§ Request
Below is a block of records; repeat each one exactly.

== Records provided

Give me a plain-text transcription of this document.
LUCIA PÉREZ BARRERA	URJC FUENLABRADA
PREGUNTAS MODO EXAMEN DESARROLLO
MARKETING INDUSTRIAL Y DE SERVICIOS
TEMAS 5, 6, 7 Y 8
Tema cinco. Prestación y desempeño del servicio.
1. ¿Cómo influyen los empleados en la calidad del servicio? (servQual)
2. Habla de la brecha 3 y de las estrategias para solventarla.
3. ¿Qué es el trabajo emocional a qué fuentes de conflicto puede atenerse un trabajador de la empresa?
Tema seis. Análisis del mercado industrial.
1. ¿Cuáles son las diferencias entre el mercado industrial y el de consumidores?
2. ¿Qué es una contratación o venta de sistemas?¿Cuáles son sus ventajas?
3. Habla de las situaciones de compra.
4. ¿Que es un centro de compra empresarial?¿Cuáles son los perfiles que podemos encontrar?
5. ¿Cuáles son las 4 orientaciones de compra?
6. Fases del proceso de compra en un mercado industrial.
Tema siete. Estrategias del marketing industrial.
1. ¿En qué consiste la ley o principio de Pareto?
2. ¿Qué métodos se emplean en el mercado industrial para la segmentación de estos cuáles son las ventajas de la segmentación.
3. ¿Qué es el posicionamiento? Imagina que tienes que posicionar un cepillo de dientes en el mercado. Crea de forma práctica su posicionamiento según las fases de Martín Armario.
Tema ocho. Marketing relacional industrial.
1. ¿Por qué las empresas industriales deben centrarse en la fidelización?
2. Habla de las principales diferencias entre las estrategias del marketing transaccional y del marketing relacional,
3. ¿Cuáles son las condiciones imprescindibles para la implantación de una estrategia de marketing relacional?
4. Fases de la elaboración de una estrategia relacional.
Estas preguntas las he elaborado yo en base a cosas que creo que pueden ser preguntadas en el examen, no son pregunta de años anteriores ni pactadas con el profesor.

====

§ Answer to this problem
Give me a plain-text transcription of this document.
LUCIA PÉREZ BARRERA	URJC FUENLABRADA
PREGUNTAS MODO EXAMEN DESARROLLO
MARKETING INDUSTRIAL Y DE SERVICIOS
TEMAS 5, 6, 7 Y 8
Tema cinco. Prestación y desempeño del servicio.
1. ¿Cómo influyen los empleados en la calidad del servicio? (servQual)
2. Habla de la brecha 3 y de las estrategias para solventarla.
3. ¿Qué es el trabajo emocional a qué fuentes de conflicto puede atenerse un trabajador de la empresa?
Tema seis. Análisis del mercado industrial.
1. ¿Cuáles son las diferencias entre el mercado industrial y el de consumidores?
2. ¿Qué es una contratación o venta de sistemas?¿Cuáles son sus ventajas?
3. Habla de las situaciones de compra.
4. ¿Que es un centro de compra empresarial?¿Cuáles son los perfiles que podemos encontrar?
5. ¿Cuáles son las 4 orientaciones de compra?
6. Fases del proceso de compra en un mercado industrial.
Tema siete. Estrategias del marketing industrial.
1. ¿En qué consiste la ley o principio de Pareto?
2. ¿Qué métodos se emplean en el mercado industrial para la segmentación de estos cuáles son las ventajas de la segmentación.
3. ¿Qué es el posicionamiento? Imagina que tienes que posicionar un cepillo de dientes en el mercado. Crea de forma práctica su posicionamiento según las fases de Martín Armario.
Tema ocho. Marketing relacional industrial.
1. ¿Por qué las empresas industriales deben centrarse en la fidelización?
2. Habla de las principales diferencias entre las estrategias del marketing transaccional y del marketing relacional,
3. ¿Cuáles son las condiciones imprescindibles para la implantación de una estrategia de marketing relacional?
4. Fases de la elaboración de una estrategia relacional.
Estas preguntas las he elaborado yo en base a cosas que creo que pueden ser preguntadas en el examen, no son pregunta de años anteriores ni pactadas con el profesor.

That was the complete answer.